| The exercise |
Copy out all of the material exactly as presented.
* * *
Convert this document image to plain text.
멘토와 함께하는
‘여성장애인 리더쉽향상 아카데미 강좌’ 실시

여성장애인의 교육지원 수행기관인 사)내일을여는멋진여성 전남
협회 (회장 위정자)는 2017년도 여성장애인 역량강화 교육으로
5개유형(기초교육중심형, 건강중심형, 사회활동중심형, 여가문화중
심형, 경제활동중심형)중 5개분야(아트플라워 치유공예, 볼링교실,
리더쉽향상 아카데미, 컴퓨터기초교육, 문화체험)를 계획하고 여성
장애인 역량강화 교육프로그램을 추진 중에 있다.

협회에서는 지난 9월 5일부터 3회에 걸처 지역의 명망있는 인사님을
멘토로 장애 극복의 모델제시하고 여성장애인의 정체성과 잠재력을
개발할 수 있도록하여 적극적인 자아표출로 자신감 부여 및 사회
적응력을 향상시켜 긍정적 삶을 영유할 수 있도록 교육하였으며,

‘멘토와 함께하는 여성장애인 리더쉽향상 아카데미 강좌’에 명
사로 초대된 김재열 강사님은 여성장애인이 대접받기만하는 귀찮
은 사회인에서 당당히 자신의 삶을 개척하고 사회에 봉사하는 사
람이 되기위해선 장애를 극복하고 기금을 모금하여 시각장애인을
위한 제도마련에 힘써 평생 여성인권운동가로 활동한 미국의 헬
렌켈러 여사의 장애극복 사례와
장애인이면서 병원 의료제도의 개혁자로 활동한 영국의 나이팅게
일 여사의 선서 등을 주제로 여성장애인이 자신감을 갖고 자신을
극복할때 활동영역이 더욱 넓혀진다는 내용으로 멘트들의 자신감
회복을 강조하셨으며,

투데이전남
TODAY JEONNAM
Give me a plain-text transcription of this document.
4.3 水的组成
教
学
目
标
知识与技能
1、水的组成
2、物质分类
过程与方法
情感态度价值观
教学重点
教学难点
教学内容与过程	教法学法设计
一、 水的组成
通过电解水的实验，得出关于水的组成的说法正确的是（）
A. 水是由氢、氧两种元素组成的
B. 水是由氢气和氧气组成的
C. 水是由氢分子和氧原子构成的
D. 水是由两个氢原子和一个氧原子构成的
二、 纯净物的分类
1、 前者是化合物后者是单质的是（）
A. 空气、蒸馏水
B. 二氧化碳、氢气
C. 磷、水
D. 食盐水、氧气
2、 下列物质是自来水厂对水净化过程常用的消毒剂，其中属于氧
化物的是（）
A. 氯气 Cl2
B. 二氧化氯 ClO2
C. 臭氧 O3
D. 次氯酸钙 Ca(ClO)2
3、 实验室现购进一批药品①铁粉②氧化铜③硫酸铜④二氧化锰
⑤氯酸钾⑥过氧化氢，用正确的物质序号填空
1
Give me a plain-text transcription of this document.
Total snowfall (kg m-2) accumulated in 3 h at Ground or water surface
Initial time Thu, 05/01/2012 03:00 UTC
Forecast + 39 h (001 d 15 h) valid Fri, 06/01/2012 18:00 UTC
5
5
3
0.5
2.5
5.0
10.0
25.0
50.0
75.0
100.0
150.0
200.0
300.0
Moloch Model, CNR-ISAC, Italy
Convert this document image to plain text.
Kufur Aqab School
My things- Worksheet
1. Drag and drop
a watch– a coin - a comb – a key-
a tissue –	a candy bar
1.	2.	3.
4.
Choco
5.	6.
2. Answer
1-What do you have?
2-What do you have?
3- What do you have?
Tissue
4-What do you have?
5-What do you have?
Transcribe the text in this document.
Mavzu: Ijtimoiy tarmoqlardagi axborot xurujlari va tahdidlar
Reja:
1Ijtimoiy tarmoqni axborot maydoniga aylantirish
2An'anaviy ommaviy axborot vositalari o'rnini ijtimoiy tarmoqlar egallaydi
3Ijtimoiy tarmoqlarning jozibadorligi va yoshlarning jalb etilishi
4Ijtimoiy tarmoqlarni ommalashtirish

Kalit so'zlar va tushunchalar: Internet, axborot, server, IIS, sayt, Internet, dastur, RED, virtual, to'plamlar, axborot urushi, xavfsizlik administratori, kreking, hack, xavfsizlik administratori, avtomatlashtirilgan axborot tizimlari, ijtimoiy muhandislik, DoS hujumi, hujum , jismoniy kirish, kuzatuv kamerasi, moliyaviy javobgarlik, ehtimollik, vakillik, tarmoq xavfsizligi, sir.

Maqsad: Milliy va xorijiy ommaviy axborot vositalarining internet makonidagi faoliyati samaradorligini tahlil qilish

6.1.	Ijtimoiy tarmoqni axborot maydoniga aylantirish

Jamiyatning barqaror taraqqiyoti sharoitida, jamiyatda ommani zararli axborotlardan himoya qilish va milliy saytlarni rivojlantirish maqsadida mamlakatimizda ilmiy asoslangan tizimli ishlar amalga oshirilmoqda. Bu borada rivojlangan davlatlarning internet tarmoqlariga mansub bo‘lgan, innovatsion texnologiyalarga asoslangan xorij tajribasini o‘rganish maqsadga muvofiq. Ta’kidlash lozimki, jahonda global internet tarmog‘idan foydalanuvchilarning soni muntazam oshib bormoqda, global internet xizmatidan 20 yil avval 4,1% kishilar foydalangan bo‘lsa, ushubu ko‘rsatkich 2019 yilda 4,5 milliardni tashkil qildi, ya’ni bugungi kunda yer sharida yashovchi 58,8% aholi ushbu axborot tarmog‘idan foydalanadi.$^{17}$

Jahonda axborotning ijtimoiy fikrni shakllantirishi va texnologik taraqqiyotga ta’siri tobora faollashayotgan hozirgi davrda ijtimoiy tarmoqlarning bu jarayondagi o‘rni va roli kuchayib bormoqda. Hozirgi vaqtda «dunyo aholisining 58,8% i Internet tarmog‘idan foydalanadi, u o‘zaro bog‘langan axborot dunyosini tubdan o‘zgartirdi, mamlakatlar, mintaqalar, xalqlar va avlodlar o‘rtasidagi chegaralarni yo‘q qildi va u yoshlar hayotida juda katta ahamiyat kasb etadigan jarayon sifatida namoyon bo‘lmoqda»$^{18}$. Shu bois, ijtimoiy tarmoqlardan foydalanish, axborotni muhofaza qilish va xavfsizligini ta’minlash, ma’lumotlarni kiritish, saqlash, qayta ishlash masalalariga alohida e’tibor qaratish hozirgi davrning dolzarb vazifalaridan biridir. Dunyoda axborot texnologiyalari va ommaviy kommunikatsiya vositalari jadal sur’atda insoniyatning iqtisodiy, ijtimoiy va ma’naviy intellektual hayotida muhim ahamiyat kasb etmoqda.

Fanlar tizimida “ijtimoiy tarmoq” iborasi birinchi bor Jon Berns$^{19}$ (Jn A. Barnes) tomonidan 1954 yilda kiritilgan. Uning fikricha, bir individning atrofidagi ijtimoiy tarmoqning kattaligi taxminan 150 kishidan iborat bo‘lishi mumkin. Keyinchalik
* * *
| Written answer |
Convert this document image to plain text.
멘토와 함께하는
‘여성장애인 리더쉽향상 아카데미 강좌’ 실시

여성장애인의 교육지원 수행기관인 사)내일을여는멋진여성 전남
협회 (회장 위정자)는 2017년도 여성장애인 역량강화 교육으로
5개유형(기초교육중심형, 건강중심형, 사회활동중심형, 여가문화중
심형, 경제활동중심형)중 5개분야(아트플라워 치유공예, 볼링교실,
리더쉽향상 아카데미, 컴퓨터기초교육, 문화체험)를 계획하고 여성
장애인 역량강화 교육프로그램을 추진 중에 있다.

협회에서는 지난 9월 5일부터 3회에 걸처 지역의 명망있는 인사님을
멘토로 장애 극복의 모델제시하고 여성장애인의 정체성과 잠재력을
개발할 수 있도록하여 적극적인 자아표출로 자신감 부여 및 사회
적응력을 향상시켜 긍정적 삶을 영유할 수 있도록 교육하였으며,

‘멘토와 함께하는 여성장애인 리더쉽향상 아카데미 강좌’에 명
사로 초대된 김재열 강사님은 여성장애인이 대접받기만하는 귀찮
은 사회인에서 당당히 자신의 삶을 개척하고 사회에 봉사하는 사
람이 되기위해선 장애를 극복하고 기금을 모금하여 시각장애인을
위한 제도마련에 힘써 평생 여성인권운동가로 활동한 미국의 헬
렌켈러 여사의 장애극복 사례와
장애인이면서 병원 의료제도의 개혁자로 활동한 영국의 나이팅게
일 여사의 선서 등을 주제로 여성장애인이 자신감을 갖고 자신을
극복할때 활동영역이 더욱 넓혀진다는 내용으로 멘트들의 자신감
회복을 강조하셨으며,

투데이전남
TODAY JEONNAM
Give me a plain-text transcription of this document.
4.3 水的组成
教
学
目
标
知识与技能
1、水的组成
2、物质分类
过程与方法
情感态度价值观
教学重点
教学难点
教学内容与过程	教法学法设计
一、 水的组成
通过电解水的实验，得出关于水的组成的说法正确的是（）
A. 水是由氢、氧两种元素组成的
B. 水是由氢气和氧气组成的
C. 水是由氢分子和氧原子构成的
D. 水是由两个氢原子和一个氧原子构成的
二、 纯净物的分类
1、 前者是化合物后者是单质的是（）
A. 空气、蒸馏水
B. 二氧化碳、氢气
C. 磷、水
D. 食盐水、氧气
2、 下列物质是自来水厂对水净化过程常用的消毒剂，其中属于氧
化物的是（）
A. 氯气 Cl2
B. 二氧化氯 ClO2
C. 臭氧 O3
D. 次氯酸钙 Ca(ClO)2
3、 实验室现购进一批药品①铁粉②氧化铜③硫酸铜④二氧化锰
⑤氯酸钾⑥过氧化氢，用正确的物质序号填空
1
Give me a plain-text transcription of this document.
Total snowfall (kg m-2) accumulated in 3 h at Ground or water surface
Initial time Thu, 05/01/2012 03:00 UTC
Forecast + 39 h (001 d 15 h) valid Fri, 06/01/2012 18:00 UTC
5
5
3
0.5
2.5
5.0
10.0
25.0
50.0
75.0
100.0
150.0
200.0
300.0
Moloch Model, CNR-ISAC, Italy
Convert this document image to plain text.
Kufur Aqab School
My things- Worksheet
1. Drag and drop
a watch– a coin - a comb – a key-
a tissue –	a candy bar
1.	2.	3.
4.
Choco
5.	6.
2. Answer
1-What do you have?
2-What do you have?
3- What do you have?
Tissue
4-What do you have?
5-What do you have?
Transcribe the text in this document.
Mavzu: Ijtimoiy tarmoqlardagi axborot xurujlari va tahdidlar
Reja:
1Ijtimoiy tarmoqni axborot maydoniga aylantirish
2An'anaviy ommaviy axborot vositalari o'rnini ijtimoiy tarmoqlar egallaydi
3Ijtimoiy tarmoqlarning jozibadorligi va yoshlarning jalb etilishi
4Ijtimoiy tarmoqlarni ommalashtirish

Kalit so'zlar va tushunchalar: Internet, axborot, server, IIS, sayt, Internet, dastur, RED, virtual, to'plamlar, axborot urushi, xavfsizlik administratori, kreking, hack, xavfsizlik administratori, avtomatlashtirilgan axborot tizimlari, ijtimoiy muhandislik, DoS hujumi, hujum , jismoniy kirish, kuzatuv kamerasi, moliyaviy javobgarlik, ehtimollik, vakillik, tarmoq xavfsizligi, sir.

Maqsad: Milliy va xorijiy ommaviy axborot vositalarining internet makonidagi faoliyati samaradorligini tahlil qilish

6.1.	Ijtimoiy tarmoqni axborot maydoniga aylantirish

Jamiyatning barqaror taraqqiyoti sharoitida, jamiyatda ommani zararli axborotlardan himoya qilish va milliy saytlarni rivojlantirish maqsadida mamlakatimizda ilmiy asoslangan tizimli ishlar amalga oshirilmoqda. Bu borada rivojlangan davlatlarning internet tarmoqlariga mansub bo‘lgan, innovatsion texnologiyalarga asoslangan xorij tajribasini o‘rganish maqsadga muvofiq. Ta’kidlash lozimki, jahonda global internet tarmog‘idan foydalanuvchilarning soni muntazam oshib bormoqda, global internet xizmatidan 20 yil avval 4,1% kishilar foydalangan bo‘lsa, ushubu ko‘rsatkich 2019 yilda 4,5 milliardni tashkil qildi, ya’ni bugungi kunda yer sharida yashovchi 58,8% aholi ushbu axborot tarmog‘idan foydalanadi.$^{17}$

Jahonda axborotning ijtimoiy fikrni shakllantirishi va texnologik taraqqiyotga ta’siri tobora faollashayotgan hozirgi davrda ijtimoiy tarmoqlarning bu jarayondagi o‘rni va roli kuchayib bormoqda. Hozirgi vaqtda «dunyo aholisining 58,8% i Internet tarmog‘idan foydalanadi, u o‘zaro bog‘langan axborot dunyosini tubdan o‘zgartirdi, mamlakatlar, mintaqalar, xalqlar va avlodlar o‘rtasidagi chegaralarni yo‘q qildi va u yoshlar hayotida juda katta ahamiyat kasb etadigan jarayon sifatida namoyon bo‘lmoqda»$^{18}$. Shu bois, ijtimoiy tarmoqlardan foydalanish, axborotni muhofaza qilish va xavfsizligini ta’minlash, ma’lumotlarni kiritish, saqlash, qayta ishlash masalalariga alohida e’tibor qaratish hozirgi davrning dolzarb vazifalaridan biridir. Dunyoda axborot texnologiyalari va ommaviy kommunikatsiya vositalari jadal sur’atda insoniyatning iqtisodiy, ijtimoiy va ma’naviy intellektual hayotida muhim ahamiyat kasb etmoqda.

Fanlar tizimida “ijtimoiy tarmoq” iborasi birinchi bor Jon Berns$^{19}$ (Jn A. Barnes) tomonidan 1954 yilda kiritilgan. Uning fikricha, bir individning atrofidagi ijtimoiy tarmoqning kattaligi taxminan 150 kishidan iborat bo‘lishi mumkin. Keyinchalik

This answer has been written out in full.